▸ Text shown
start

Aimée: Yes, I understand... it sort of strengthens that link to heritage and identity and history and thinking about who you are as Ukrainians.

 Matilda: I'm curious… and I suppose you'll know more about this than me now, Aimée, because you're heavily involved in, for example, British cultural heritage, archaeology et cetera. Famously it's sort of almost perceived as something that's not necessarily important or it's not something high on the list of priorities, for government funding opportunities or for allocation of resources. I don’t know if you want to talk a bit more about that as well, but then Yarema, I'm wondering, was the catalyst for this kind of increase in how people saw that cultural heritage was valuable, linked to the terrible things that were happening because of the war? Or was it something that already existed and it was just strengthened? I suppose in a very peaceful society or a passive society, maybe things like that are not given as much importance and it's only when you are put in these situations that suddenly you realise how important they are. Would you agree with that, Yarema, or do you think it was always important in Ukraine?  

 Yarema: It was always important in Ukraine, not for all society, but part of society understand this. But we have this problem that this part of society, in the 20th century, was killed. Also Russians killed, and we have the First World War, Second World War. My ancestors from my family was scientists, good people who want to develop Ukraine, but also they have problems with a totalitarian regime. We want to live peacefully and make our country nice for us and we want to live good. Now it's a very important moment of our history. If we will have victory it will change a lot for our nation. We have this problem with Russia. If we haven't this problem, it will be easier and I think we will be in European society, our whole country, not like a part and we didn't know what you do in the the UK or in the Netherlands, you know? 

 Aimée: It's interesting thinking about reenactment and what people reenact and who they reenact, because often I find that reenactment, or reenactors, are quite selective about what parts of history they're reenacting and the kind of figures they're reenacting. So I'm just wondering whether or not the conflict in Ukraine... how that might play out as part of future reenactments. And do you think that reenactment is an important way of also facing some of the traumas experienced through war?

end

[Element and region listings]
start

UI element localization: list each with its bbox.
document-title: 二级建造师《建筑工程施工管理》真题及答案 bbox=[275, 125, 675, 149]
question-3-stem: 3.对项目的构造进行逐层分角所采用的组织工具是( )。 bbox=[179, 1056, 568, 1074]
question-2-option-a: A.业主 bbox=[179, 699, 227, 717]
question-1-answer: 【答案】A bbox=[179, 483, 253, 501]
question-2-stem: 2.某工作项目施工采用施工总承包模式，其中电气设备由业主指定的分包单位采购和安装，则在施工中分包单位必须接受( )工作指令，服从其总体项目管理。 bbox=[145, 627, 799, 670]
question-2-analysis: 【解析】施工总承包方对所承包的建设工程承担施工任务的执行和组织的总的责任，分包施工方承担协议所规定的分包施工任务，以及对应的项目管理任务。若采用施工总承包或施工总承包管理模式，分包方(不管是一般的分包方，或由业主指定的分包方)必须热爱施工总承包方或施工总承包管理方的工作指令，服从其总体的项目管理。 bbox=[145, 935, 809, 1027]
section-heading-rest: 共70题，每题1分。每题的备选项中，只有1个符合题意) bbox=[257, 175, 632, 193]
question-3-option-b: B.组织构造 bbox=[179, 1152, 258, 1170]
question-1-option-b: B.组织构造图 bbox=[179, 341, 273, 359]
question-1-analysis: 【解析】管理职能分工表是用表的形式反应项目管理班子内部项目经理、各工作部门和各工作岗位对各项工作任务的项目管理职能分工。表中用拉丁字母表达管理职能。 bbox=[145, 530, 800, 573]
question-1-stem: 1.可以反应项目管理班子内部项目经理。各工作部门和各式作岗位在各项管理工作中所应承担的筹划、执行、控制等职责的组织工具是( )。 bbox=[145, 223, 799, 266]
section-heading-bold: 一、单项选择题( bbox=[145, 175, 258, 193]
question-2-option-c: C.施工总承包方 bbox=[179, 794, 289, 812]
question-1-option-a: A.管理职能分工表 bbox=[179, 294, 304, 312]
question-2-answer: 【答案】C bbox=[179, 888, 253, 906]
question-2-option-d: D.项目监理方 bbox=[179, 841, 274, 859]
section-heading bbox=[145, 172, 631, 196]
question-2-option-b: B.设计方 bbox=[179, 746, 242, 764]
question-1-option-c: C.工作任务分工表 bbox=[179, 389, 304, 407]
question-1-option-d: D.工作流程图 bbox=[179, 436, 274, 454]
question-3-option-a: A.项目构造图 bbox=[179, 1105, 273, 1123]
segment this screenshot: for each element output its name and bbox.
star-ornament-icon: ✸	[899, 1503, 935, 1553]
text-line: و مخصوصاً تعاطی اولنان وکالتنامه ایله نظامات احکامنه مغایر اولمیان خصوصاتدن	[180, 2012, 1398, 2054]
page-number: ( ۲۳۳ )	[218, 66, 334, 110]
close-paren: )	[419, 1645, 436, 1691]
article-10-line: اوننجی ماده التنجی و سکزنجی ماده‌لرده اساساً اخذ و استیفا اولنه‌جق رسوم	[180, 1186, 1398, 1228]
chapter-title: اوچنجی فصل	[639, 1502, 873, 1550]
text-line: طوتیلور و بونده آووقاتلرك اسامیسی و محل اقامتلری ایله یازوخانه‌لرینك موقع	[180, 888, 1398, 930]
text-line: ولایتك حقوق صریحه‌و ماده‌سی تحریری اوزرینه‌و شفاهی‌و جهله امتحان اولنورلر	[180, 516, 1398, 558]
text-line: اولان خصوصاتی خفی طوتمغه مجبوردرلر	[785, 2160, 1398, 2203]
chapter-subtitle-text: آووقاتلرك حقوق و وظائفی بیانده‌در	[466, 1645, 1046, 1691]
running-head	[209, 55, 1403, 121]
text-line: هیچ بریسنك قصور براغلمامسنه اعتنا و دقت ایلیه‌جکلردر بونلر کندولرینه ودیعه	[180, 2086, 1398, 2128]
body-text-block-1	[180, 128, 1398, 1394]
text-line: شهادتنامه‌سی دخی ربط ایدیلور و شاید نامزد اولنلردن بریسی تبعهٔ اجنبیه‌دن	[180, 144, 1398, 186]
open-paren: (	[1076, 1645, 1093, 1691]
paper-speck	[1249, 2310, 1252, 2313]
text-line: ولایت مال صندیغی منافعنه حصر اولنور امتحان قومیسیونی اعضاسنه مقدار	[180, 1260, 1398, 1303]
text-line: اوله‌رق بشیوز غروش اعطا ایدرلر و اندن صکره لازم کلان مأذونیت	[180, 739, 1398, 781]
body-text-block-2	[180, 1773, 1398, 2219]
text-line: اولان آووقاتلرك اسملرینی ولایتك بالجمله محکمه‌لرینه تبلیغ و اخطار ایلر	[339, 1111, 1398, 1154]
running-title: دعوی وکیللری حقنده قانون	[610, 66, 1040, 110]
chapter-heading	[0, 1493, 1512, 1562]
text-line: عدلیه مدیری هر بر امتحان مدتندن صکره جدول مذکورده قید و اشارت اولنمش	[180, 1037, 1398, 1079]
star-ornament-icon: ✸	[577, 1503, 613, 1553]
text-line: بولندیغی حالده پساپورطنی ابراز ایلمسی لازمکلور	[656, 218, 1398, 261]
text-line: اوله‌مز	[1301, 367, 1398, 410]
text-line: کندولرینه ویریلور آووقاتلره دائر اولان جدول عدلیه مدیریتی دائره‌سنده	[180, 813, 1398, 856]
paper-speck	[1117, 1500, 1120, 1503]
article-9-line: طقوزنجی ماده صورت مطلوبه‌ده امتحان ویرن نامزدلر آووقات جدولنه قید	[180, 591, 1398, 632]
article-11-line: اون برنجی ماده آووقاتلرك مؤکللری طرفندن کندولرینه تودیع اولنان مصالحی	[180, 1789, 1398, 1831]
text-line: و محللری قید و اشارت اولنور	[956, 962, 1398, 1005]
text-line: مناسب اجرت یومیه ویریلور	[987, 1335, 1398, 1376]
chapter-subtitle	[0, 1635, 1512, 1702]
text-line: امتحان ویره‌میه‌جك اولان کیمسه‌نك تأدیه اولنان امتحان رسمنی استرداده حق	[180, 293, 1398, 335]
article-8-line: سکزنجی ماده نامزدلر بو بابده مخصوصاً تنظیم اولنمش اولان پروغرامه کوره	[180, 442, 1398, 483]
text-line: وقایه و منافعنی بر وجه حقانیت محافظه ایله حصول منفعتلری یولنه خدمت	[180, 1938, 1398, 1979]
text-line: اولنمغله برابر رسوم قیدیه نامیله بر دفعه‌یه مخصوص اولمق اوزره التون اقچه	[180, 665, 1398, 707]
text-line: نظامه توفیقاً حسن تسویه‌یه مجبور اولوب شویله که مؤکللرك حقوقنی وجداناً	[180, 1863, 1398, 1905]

end

▸ Required work
[1] Answer these questions about the conversation on Ukrainian heritage:
(a) According to Matilda, which areas is Aimée heavily involved in?
(b) Which two wars does Yarema name?
(c) In what two ways does Aimée find reenactors to be selective?
[2] Set down everything in the conversation on Ukrainian heritage, from "Yarema: It was" down to "Netherlands, you know?".
You will not need the listings.

▸ Per-task outputs
[1]
(a) British cultural heritage and archaeology.
(b) The First World War and the Second World War.
(c) In which parts of history they reenact and in the kind of figures they reenact.

[2]
Yarema: It was always important in Ukraine, not for all society, but part of society understand this. But we have this problem that this part of society, in the 20th century, was killed. Also Russians killed, and we have the First World War, Second World War. My ancestors from my family was scientists, good people who want to develop Ukraine, but also they have problems with a totalitarian regime. We want to live peacefully and make our country nice for us and we want to live good. Now it's a very important moment of our history. If we will have victory it will change a lot for our nation. We have this problem with Russia. If we haven't this problem, it will be easier and I think we will be in European society, our whole country, not like a part and we didn't know what you do in the the UK or in the Netherlands, you know?